Type out all the records word for word. Any pictures are to be left out.

| EXERCISE MATERIALS |

####################

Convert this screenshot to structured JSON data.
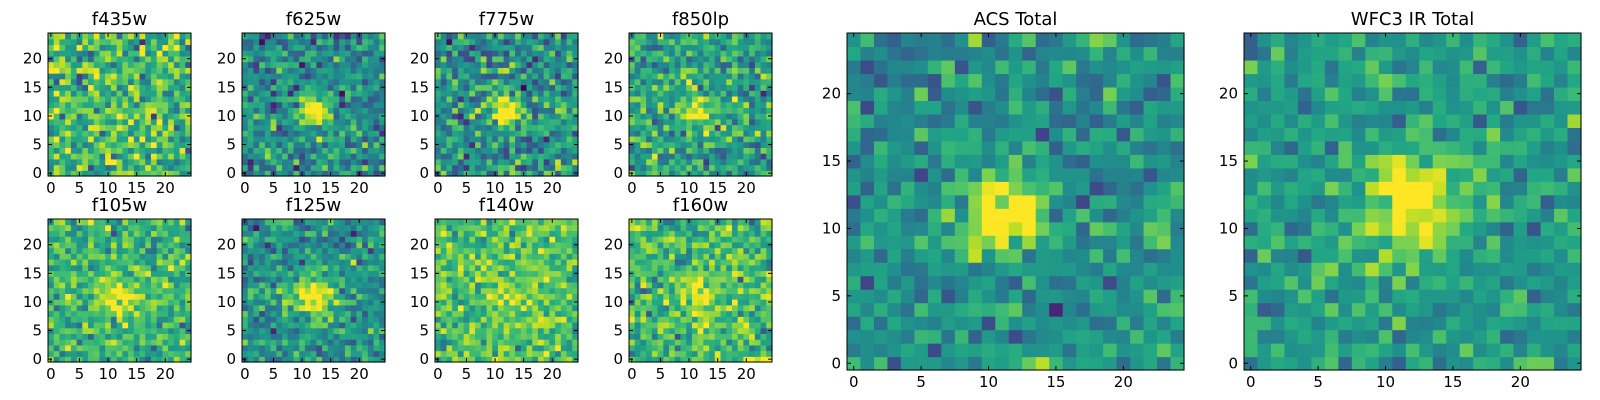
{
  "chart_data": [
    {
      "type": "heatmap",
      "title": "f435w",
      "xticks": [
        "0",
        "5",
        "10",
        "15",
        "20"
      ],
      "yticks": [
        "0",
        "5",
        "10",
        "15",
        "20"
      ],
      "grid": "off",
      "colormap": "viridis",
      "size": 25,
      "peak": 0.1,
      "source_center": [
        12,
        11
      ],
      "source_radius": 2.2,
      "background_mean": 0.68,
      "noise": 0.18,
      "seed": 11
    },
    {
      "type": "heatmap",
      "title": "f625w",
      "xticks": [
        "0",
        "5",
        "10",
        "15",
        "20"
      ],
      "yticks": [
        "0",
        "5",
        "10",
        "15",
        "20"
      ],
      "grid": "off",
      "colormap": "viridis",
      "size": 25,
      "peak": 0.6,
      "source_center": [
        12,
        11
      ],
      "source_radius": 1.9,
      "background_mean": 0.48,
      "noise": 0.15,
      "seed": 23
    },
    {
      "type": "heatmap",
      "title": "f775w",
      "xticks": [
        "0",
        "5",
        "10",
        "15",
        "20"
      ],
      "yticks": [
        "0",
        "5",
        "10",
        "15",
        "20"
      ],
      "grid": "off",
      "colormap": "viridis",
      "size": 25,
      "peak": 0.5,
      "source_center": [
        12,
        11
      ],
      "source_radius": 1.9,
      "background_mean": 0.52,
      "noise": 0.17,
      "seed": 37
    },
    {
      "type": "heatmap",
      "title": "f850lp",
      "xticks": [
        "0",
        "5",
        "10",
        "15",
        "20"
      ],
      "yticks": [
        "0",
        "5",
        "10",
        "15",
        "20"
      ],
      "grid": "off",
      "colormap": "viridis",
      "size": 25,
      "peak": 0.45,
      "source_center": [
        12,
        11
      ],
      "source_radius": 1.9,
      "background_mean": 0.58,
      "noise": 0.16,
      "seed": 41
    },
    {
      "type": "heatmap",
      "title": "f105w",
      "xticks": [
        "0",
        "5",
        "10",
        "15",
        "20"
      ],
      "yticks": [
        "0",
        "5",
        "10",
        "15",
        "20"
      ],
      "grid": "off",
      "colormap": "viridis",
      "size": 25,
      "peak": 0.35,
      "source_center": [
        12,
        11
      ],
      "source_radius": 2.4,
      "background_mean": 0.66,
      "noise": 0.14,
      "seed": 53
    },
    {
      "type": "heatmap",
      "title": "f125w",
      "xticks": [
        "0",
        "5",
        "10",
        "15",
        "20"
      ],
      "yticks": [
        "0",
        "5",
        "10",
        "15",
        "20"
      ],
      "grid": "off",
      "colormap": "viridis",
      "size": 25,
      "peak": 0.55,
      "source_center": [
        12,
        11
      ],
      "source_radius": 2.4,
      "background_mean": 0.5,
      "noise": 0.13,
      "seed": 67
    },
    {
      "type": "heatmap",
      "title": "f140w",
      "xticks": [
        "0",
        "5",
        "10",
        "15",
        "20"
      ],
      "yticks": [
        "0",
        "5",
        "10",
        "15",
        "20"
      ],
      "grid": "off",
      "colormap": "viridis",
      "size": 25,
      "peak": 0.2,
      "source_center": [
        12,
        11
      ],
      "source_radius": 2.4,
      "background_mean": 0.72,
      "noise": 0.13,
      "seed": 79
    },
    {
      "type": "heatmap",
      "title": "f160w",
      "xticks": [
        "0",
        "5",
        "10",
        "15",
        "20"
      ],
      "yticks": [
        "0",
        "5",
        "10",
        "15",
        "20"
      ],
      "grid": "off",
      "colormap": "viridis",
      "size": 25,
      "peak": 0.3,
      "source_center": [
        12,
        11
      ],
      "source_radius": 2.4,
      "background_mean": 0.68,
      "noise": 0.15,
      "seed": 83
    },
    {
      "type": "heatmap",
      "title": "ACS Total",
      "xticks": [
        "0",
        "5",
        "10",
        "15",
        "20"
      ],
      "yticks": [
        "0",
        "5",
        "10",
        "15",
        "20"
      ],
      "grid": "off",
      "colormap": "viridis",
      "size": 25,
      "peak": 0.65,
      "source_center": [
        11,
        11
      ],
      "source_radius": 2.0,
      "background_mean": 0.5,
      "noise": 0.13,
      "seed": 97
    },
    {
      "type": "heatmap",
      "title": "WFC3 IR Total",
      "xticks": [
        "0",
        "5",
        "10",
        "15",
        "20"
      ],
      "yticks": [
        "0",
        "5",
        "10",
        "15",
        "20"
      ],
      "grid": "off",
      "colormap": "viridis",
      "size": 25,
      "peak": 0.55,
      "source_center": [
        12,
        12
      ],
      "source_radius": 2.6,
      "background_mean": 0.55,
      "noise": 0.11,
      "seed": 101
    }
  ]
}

####################

| EXERCISE RESPONSE |
Convert this screenshot to structured JSON data.
{
  "chart_data": [
    {
      "type": "heatmap",
      "title": "f435w",
      "xticks": [
        "0",
        "5",
        "10",
        "15",
        "20"
      ],
      "yticks": [
        "0",
        "5",
        "10",
        "15",
        "20"
      ],
      "grid": "off",
      "colormap": "viridis",
      "size": 25,
      "peak": 0.1,
      "source_center": [
        12,
        11
      ],
      "source_radius": 2.2,
      "background_mean": 0.68,
      "noise": 0.18,
      "seed": 11
    },
    {
      "type": "heatmap",
      "title": "f625w",
      "xticks": [
        "0",
        "5",
        "10",
        "15",
        "20"
      ],
      "yticks": [
        "0",
        "5",
        "10",
        "15",
        "20"
      ],
      "grid": "off",
      "colormap": "viridis",
      "size": 25,
      "peak": 0.6,
      "source_center": [
        12,
        11
      ],
      "source_radius": 1.9,
      "background_mean": 0.48,
      "noise": 0.15,
      "seed": 23
    },
    {
      "type": "heatmap",
      "title": "f775w",
      "xticks": [
        "0",
        "5",
        "10",
        "15",
        "20"
      ],
      "yticks": [
        "0",
        "5",
        "10",
        "15",
        "20"
      ],
      "grid": "off",
      "colormap": "viridis",
      "size": 25,
      "peak": 0.5,
      "source_center": [
        12,
        11
      ],
      "source_radius": 1.9,
      "background_mean": 0.52,
      "noise": 0.17,
      "seed": 37
    },
    {
      "type": "heatmap",
      "title": "f850lp",
      "xticks": [
        "0",
        "5",
        "10",
        "15",
        "20"
      ],
      "yticks": [
        "0",
        "5",
        "10",
        "15",
        "20"
      ],
      "grid": "off",
      "colormap": "viridis",
      "size": 25,
      "peak": 0.45,
      "source_center": [
        12,
        11
      ],
      "source_radius": 1.9,
      "background_mean": 0.58,
      "noise": 0.16,
      "seed": 41
    },
    {
      "type": "heatmap",
      "title": "f105w",
      "xticks": [
        "0",
        "5",
        "10",
        "15",
        "20"
      ],
      "yticks": [
        "0",
        "5",
        "10",
        "15",
        "20"
      ],
      "grid": "off",
      "colormap": "viridis",
      "size": 25,
      "peak": 0.35,
      "source_center": [
        12,
        11
      ],
      "source_radius": 2.4,
      "background_mean": 0.66,
      "noise": 0.14,
      "seed": 53
    },
    {
      "type": "heatmap",
      "title": "f125w",
      "xticks": [
        "0",
        "5",
        "10",
        "15",
        "20"
      ],
      "yticks": [
        "0",
        "5",
        "10",
        "15",
        "20"
      ],
      "grid": "off",
      "colormap": "viridis",
      "size": 25,
      "peak": 0.55,
      "source_center": [
        12,
        11
      ],
      "source_radius": 2.4,
      "background_mean": 0.5,
      "noise": 0.13,
      "seed": 67
    },
    {
      "type": "heatmap",
      "title": "f140w",
      "xticks": [
        "0",
        "5",
        "10",
        "15",
        "20"
      ],
      "yticks": [
        "0",
        "5",
        "10",
        "15",
        "20"
      ],
      "grid": "off",
      "colormap": "viridis",
      "size": 25,
      "peak": 0.2,
      "source_center": [
        12,
        11
      ],
      "source_radius": 2.4,
      "background_mean": 0.72,
      "noise": 0.13,
      "seed": 79
    },
    {
      "type": "heatmap",
      "title": "f160w",
      "xticks": [
        "0",
        "5",
        "10",
        "15",
        "20"
      ],
      "yticks": [
        "0",
        "5",
        "10",
        "15",
        "20"
      ],
      "grid": "off",
      "colormap": "viridis",
      "size": 25,
      "peak": 0.3,
      "source_center": [
        12,
        11
      ],
      "source_radius": 2.4,
      "background_mean": 0.68,
      "noise": 0.15,
      "seed": 83
    },
    {
      "type": "heatmap",
      "title": "ACS Total",
      "xticks": [
        "0",
        "5",
        "10",
        "15",
        "20"
      ],
      "yticks": [
        "0",
        "5",
        "10",
        "15",
        "20"
      ],
      "grid": "off",
      "colormap": "viridis",
      "size": 25,
      "peak": 0.65,
      "source_center": [
        11,
        11
      ],
      "source_radius": 2.0,
      "background_mean": 0.5,
      "noise": 0.13,
      "seed": 97
    },
    {
      "type": "heatmap",
      "title": "WFC3 IR Total",
      "xticks": [
        "0",
        "5",
        "10",
        "15",
        "20"
      ],
      "yticks": [
        "0",
        "5",
        "10",
        "15",
        "20"
      ],
      "grid": "off",
      "colormap": "viridis",
      "size": 25,
      "peak": 0.55,
      "source_center": [
        12,
        12
      ],
      "source_radius": 2.6,
      "background_mean": 0.55,
      "noise": 0.11,
      "seed": 101
    }
  ]
}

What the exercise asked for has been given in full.